> **Your task**
Copy the listing verbatim, excluding any images found in it.

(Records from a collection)
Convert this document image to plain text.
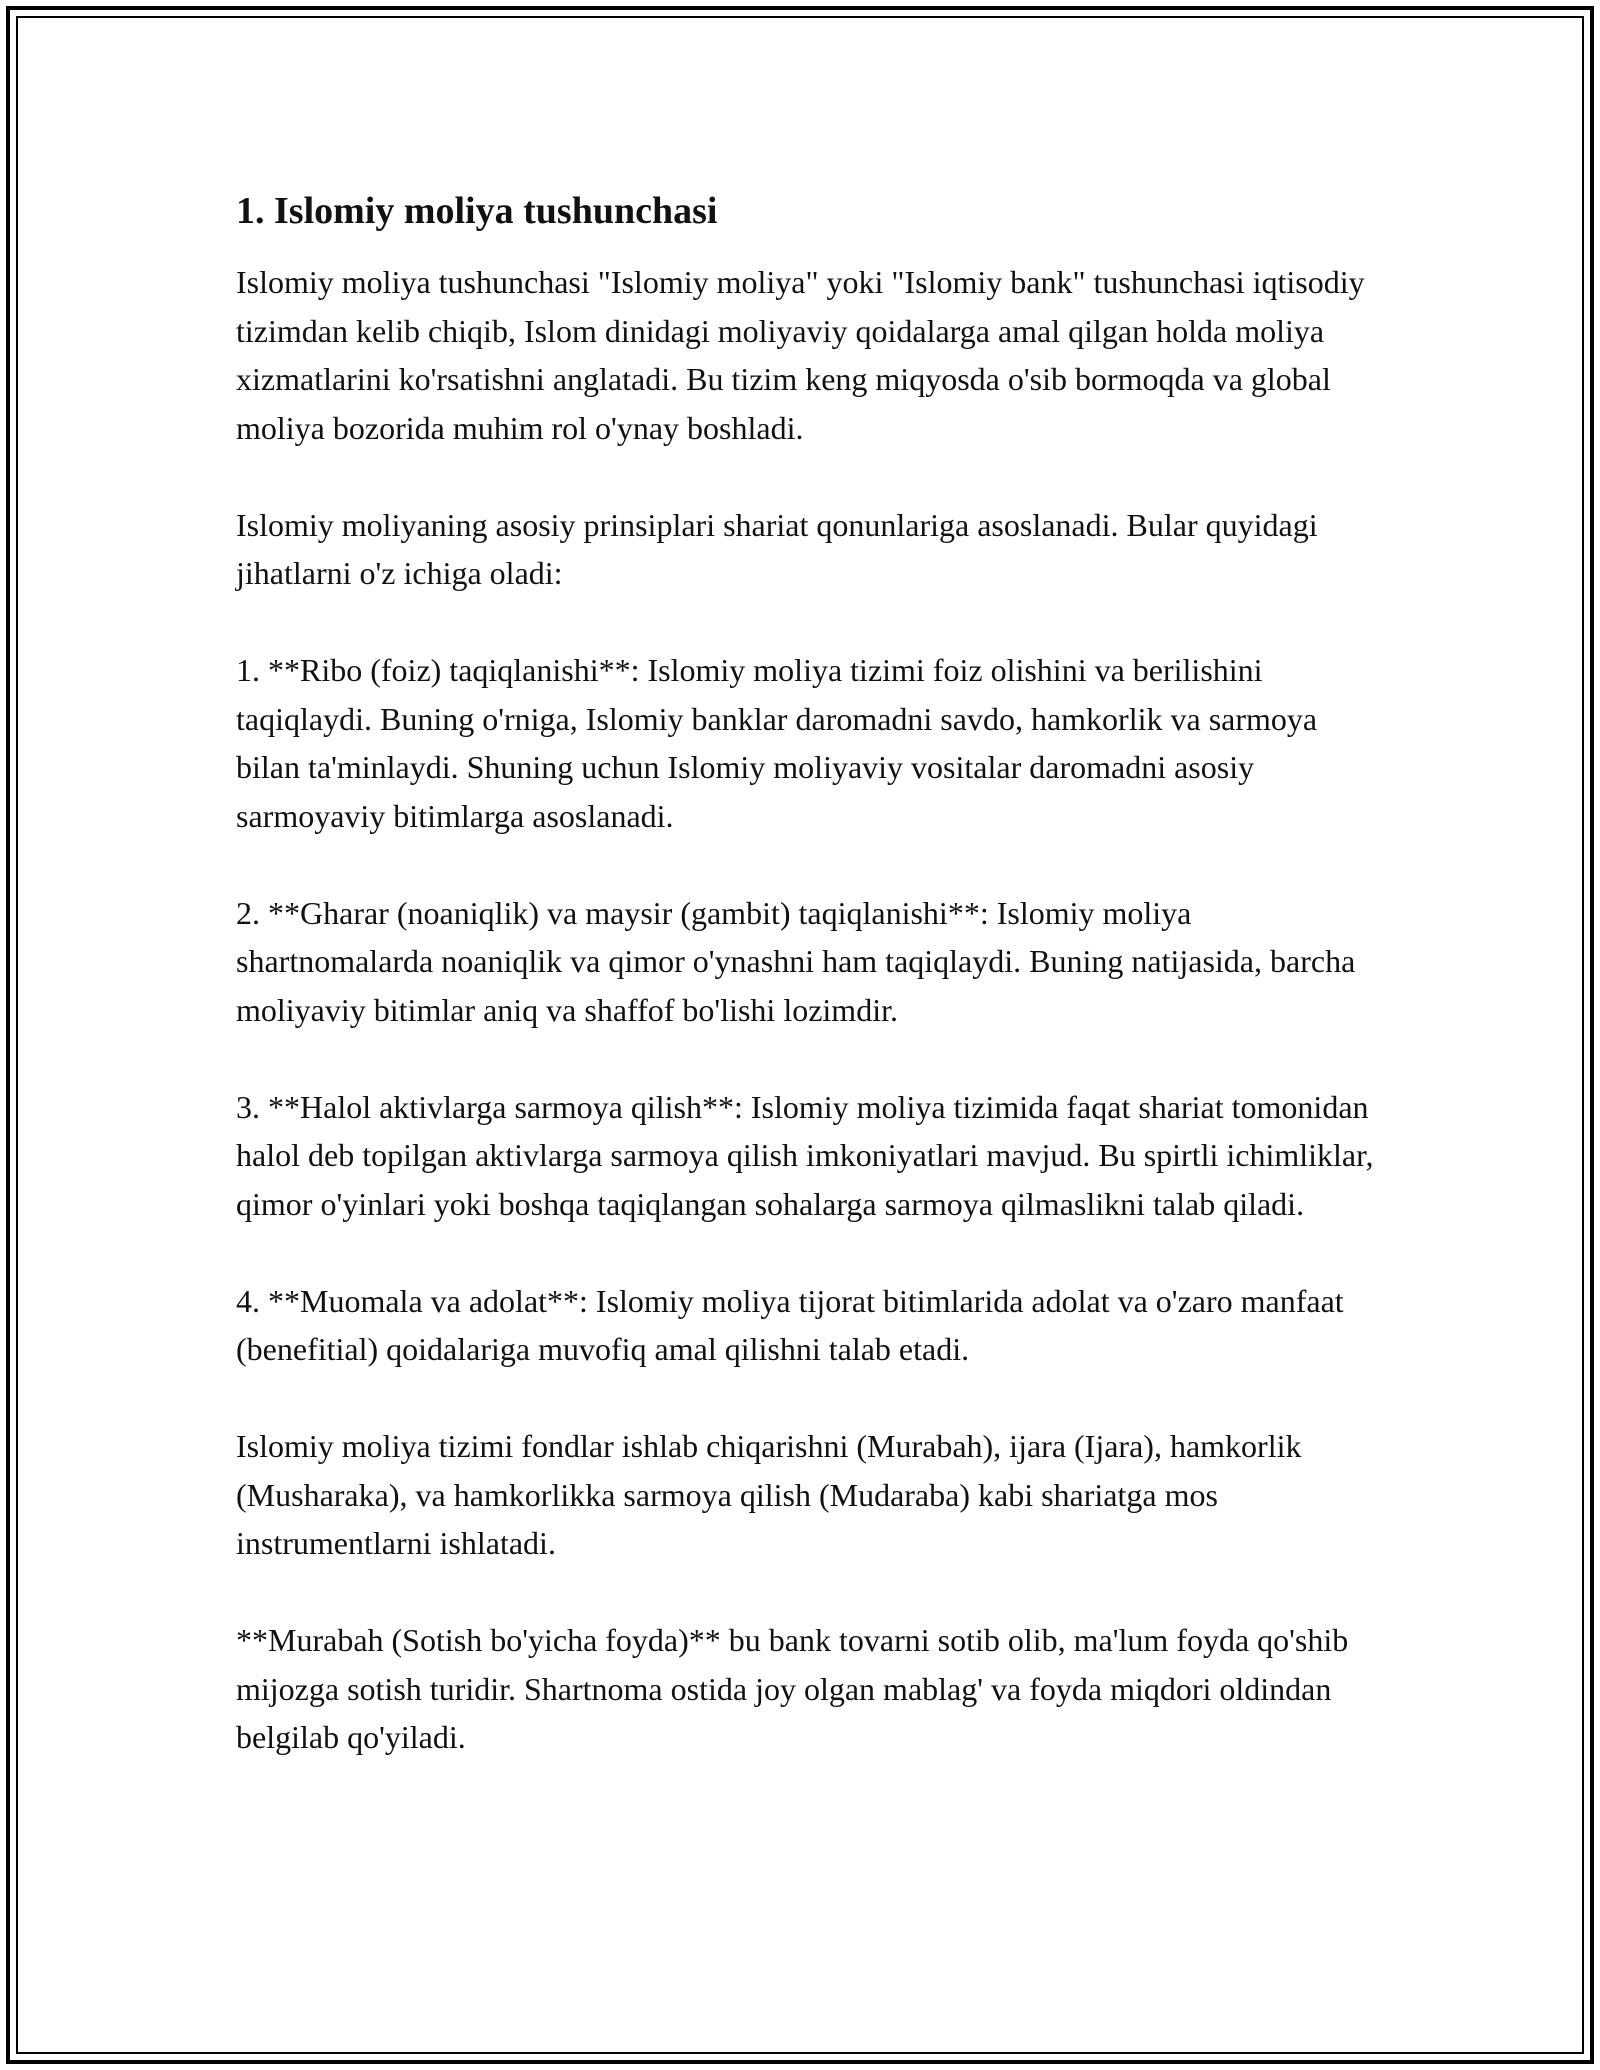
1. Islomiy moliya tushunchasi

Islomiy moliya tushunchasi "Islomiy moliya" yoki "Islomiy bank" tushunchasi iqtisodiy tizimdan kelib chiqib, Islom dinidagi moliyaviy qoidalarga amal qilgan holda moliya xizmatlarini ko'rsatishni anglatadi. Bu tizim keng miqyosda o'sib bormoqda va global moliya bozorida muhim rol o'ynay boshladi.

Islomiy moliyaning asosiy prinsiplari shariat qonunlariga asoslanadi. Bular quyidagi jihatlarni o'z ichiga oladi:

1. **Ribo (foiz) taqiqlanishi**: Islomiy moliya tizimi foiz olishini va berilishini taqiqlaydi. Buning o'rniga, Islomiy banklar daromadni savdo, hamkorlik va sarmoya bilan ta'minlaydi. Shuning uchun Islomiy moliyaviy vositalar daromadni asosiy sarmoyaviy bitimlarga asoslanadi.

2. **Gharar (noaniqlik) va maysir (gambit) taqiqlanishi**: Islomiy moliya shartnomalarda noaniqlik va qimor o'ynashni ham taqiqlaydi. Buning natijasida, barcha moliyaviy bitimlar aniq va shaffof bo'lishi lozimdir.

3. **Halol aktivlarga sarmoya qilish**: Islomiy moliya tizimida faqat shariat tomonidan halol deb topilgan aktivlarga sarmoya qilish imkoniyatlari mavjud. Bu spirtli ichimliklar, qimor o'yinlari yoki boshqa taqiqlangan sohalarga sarmoya qilmaslikni talab qiladi.

4. **Muomala va adolat**: Islomiy moliya tijorat bitimlarida adolat va o'zaro manfaat (benefitial) qoidalariga muvofiq amal qilishni talab etadi.

Islomiy moliya tizimi fondlar ishlab chiqarishni (Murabah), ijara (Ijara), hamkorlik (Musharaka), va hamkorlikka sarmoya qilish (Mudaraba) kabi shariatga mos instrumentlarni ishlatadi.

**Murabah (Sotish bo'yicha foyda)** bu bank tovarni sotib olib, ma'lum foyda qo'shib mijozga sotish turidir. Shartnoma ostida joy olgan mablag' va foyda miqdori oldindan belgilab qo'yiladi.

> **Answer to this exercise**
Convert this document image to plain text.
1. Islomiy moliya tushunchasi

Islomiy moliya tushunchasi "Islomiy moliya" yoki "Islomiy bank" tushunchasi iqtisodiy tizimdan kelib chiqib, Islom dinidagi moliyaviy qoidalarga amal qilgan holda moliya xizmatlarini ko'rsatishni anglatadi. Bu tizim keng miqyosda o'sib bormoqda va global moliya bozorida muhim rol o'ynay boshladi.

Islomiy moliyaning asosiy prinsiplari shariat qonunlariga asoslanadi. Bular quyidagi jihatlarni o'z ichiga oladi:

1. **Ribo (foiz) taqiqlanishi**: Islomiy moliya tizimi foiz olishini va berilishini taqiqlaydi. Buning o'rniga, Islomiy banklar daromadni savdo, hamkorlik va sarmoya bilan ta'minlaydi. Shuning uchun Islomiy moliyaviy vositalar daromadni asosiy sarmoyaviy bitimlarga asoslanadi.

2. **Gharar (noaniqlik) va maysir (gambit) taqiqlanishi**: Islomiy moliya shartnomalarda noaniqlik va qimor o'ynashni ham taqiqlaydi. Buning natijasida, barcha moliyaviy bitimlar aniq va shaffof bo'lishi lozimdir.

3. **Halol aktivlarga sarmoya qilish**: Islomiy moliya tizimida faqat shariat tomonidan halol deb topilgan aktivlarga sarmoya qilish imkoniyatlari mavjud. Bu spirtli ichimliklar, qimor o'yinlari yoki boshqa taqiqlangan sohalarga sarmoya qilmaslikni talab qiladi.

4. **Muomala va adolat**: Islomiy moliya tijorat bitimlarida adolat va o'zaro manfaat (benefitial) qoidalariga muvofiq amal qilishni talab etadi.

Islomiy moliya tizimi fondlar ishlab chiqarishni (Murabah), ijara (Ijara), hamkorlik (Musharaka), va hamkorlikka sarmoya qilish (Mudaraba) kabi shariatga mos instrumentlarni ishlatadi.

**Murabah (Sotish bo'yicha foyda)** bu bank tovarni sotib olib, ma'lum foyda qo'shib mijozga sotish turidir. Shartnoma ostida joy olgan mablag' va foyda miqdori oldindan belgilab qo'yiladi.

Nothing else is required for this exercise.